# start of Records for the exercise

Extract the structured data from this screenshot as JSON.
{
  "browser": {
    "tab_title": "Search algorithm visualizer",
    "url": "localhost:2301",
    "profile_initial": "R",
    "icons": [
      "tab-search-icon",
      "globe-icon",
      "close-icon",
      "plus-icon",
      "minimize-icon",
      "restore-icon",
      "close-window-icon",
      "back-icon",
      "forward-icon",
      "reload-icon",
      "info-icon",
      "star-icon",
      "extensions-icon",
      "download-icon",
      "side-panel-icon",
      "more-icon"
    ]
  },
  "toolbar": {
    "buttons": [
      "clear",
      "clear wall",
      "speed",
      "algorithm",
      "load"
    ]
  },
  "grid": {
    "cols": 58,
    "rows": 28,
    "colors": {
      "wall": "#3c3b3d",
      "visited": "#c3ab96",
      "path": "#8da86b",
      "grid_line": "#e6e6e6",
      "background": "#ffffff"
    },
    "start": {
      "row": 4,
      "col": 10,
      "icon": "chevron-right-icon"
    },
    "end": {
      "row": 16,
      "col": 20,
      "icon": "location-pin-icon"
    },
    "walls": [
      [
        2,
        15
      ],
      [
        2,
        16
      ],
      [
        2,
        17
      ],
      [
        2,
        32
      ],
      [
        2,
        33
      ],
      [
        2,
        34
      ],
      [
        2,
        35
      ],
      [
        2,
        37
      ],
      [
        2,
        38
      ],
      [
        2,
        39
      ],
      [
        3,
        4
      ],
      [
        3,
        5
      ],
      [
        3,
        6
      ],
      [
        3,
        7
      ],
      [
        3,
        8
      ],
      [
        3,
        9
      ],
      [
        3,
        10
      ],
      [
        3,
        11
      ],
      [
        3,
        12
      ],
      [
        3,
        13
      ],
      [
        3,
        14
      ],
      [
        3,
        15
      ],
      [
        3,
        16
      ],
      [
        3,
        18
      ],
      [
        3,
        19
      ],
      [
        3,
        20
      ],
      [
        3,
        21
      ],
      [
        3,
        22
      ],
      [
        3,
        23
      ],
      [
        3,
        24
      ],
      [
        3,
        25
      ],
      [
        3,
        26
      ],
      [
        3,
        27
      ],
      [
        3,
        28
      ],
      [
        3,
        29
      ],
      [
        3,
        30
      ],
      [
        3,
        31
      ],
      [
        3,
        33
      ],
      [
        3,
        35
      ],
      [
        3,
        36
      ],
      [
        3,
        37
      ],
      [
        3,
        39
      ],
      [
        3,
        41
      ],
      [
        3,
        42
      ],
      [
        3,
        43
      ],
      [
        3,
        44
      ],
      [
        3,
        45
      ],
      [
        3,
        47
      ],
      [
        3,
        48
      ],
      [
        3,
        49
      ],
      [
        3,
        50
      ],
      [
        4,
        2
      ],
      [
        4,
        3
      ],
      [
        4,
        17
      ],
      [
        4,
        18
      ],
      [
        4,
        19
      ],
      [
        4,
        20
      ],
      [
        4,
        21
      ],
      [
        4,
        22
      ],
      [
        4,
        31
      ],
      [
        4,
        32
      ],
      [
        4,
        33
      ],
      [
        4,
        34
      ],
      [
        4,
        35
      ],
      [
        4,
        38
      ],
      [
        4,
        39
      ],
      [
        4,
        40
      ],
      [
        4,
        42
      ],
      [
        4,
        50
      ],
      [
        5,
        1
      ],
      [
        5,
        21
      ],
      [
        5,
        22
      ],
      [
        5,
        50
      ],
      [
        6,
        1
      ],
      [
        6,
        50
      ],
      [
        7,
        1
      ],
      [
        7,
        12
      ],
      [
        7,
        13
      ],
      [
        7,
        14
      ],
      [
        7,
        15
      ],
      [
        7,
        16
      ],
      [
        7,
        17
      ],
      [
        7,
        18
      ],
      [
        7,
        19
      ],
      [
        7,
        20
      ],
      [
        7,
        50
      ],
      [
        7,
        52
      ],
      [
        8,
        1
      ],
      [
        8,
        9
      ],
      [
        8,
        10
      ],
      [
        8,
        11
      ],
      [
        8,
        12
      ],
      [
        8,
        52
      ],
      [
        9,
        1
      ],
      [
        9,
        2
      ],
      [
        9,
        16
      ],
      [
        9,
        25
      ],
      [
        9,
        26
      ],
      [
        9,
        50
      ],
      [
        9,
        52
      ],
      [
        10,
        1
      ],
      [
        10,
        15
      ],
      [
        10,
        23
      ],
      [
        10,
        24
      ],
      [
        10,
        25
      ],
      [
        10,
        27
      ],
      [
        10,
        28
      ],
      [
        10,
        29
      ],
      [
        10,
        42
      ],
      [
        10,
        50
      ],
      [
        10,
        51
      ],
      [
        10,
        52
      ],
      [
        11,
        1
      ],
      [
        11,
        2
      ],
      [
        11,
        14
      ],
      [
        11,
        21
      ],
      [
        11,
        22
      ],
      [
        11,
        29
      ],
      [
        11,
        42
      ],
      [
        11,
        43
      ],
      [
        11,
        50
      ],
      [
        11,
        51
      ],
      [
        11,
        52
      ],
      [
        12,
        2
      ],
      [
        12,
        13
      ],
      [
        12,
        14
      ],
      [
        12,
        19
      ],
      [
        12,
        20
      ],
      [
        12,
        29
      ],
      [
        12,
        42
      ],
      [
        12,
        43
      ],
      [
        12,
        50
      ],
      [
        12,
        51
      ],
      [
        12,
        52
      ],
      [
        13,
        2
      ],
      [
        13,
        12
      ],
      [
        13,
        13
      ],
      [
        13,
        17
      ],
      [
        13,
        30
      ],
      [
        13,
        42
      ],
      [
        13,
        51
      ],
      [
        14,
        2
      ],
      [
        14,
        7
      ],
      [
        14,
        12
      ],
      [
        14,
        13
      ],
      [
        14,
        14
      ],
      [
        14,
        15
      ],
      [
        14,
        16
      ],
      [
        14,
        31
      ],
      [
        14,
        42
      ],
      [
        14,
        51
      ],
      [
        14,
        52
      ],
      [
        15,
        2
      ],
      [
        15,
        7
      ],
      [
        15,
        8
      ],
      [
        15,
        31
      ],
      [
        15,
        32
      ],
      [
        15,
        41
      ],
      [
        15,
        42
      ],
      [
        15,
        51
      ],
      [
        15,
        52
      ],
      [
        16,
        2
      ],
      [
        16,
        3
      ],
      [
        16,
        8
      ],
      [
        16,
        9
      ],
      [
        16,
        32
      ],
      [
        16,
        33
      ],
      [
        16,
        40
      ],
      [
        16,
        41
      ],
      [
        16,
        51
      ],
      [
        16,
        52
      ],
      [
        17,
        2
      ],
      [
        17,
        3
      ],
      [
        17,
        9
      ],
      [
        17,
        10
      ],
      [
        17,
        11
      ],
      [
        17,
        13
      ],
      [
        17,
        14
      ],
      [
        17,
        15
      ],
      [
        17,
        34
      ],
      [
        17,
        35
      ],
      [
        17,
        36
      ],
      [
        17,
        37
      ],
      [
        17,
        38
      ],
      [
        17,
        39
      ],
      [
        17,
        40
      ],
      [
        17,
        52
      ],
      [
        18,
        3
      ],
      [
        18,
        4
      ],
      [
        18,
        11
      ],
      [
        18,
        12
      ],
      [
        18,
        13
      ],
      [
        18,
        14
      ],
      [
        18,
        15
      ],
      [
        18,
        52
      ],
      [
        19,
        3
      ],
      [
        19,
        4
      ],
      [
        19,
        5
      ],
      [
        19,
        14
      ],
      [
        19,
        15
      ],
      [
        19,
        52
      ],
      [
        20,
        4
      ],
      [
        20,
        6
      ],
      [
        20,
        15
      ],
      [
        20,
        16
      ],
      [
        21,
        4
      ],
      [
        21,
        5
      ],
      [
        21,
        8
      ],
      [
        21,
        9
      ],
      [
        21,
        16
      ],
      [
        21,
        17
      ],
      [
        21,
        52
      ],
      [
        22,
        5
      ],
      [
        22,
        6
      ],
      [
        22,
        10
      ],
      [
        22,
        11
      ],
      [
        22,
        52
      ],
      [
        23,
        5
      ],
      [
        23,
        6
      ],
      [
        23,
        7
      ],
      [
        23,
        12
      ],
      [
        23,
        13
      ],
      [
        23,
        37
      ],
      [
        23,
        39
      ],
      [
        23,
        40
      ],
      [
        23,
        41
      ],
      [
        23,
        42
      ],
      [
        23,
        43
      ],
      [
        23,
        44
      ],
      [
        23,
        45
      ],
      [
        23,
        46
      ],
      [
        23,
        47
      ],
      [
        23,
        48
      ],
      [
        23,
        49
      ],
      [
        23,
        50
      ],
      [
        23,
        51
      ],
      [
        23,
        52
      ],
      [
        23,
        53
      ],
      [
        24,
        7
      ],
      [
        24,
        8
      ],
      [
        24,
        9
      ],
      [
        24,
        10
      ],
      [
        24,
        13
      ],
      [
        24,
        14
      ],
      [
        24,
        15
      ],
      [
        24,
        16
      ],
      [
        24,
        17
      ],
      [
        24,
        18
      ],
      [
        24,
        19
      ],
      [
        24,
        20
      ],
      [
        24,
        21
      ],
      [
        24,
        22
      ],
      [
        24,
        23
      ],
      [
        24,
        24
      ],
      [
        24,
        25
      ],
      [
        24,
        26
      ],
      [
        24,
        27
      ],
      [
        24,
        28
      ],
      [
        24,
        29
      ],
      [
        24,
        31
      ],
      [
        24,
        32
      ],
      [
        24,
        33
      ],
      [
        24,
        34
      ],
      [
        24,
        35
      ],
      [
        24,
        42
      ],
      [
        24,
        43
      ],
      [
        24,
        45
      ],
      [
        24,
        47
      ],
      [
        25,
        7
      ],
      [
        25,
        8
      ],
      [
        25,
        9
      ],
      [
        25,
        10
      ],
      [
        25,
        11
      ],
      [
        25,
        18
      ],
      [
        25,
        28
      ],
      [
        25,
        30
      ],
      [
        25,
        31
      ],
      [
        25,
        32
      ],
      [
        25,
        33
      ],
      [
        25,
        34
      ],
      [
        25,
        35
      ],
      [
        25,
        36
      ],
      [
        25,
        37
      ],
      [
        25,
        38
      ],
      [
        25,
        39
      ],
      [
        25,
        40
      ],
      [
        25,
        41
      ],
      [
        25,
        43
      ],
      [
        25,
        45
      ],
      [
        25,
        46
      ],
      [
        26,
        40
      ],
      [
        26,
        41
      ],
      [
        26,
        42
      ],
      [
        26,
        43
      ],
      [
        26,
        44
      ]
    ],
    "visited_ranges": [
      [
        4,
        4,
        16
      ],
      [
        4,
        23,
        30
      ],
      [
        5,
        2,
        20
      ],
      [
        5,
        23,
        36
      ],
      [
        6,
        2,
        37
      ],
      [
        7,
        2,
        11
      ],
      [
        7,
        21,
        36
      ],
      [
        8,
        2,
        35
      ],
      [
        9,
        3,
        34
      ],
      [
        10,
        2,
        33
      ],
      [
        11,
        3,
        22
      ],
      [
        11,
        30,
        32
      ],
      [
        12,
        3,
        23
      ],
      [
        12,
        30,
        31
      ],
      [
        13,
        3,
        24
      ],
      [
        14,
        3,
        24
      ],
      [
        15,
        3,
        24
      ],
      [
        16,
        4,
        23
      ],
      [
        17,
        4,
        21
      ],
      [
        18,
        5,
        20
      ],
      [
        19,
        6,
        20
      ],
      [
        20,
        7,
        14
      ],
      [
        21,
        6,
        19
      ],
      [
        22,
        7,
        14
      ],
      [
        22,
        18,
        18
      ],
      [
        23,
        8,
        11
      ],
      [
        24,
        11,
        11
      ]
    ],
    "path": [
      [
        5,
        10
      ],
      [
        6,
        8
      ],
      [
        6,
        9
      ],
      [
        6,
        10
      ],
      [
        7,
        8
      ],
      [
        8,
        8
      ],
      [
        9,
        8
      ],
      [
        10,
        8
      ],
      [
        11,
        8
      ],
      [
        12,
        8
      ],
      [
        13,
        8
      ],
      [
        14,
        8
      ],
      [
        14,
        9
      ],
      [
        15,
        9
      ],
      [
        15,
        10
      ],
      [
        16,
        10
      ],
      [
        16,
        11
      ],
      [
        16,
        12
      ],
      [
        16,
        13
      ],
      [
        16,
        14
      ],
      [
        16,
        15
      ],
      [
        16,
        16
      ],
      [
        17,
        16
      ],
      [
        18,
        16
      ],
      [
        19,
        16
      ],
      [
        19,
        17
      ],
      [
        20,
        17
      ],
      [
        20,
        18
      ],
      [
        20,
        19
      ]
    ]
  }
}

# end of Records for the exercise

Do this: List all lines in the material containing the string "algorithm".

Written answer:
    "tab_title": "Search algorithm visualizer",
      "algorithm",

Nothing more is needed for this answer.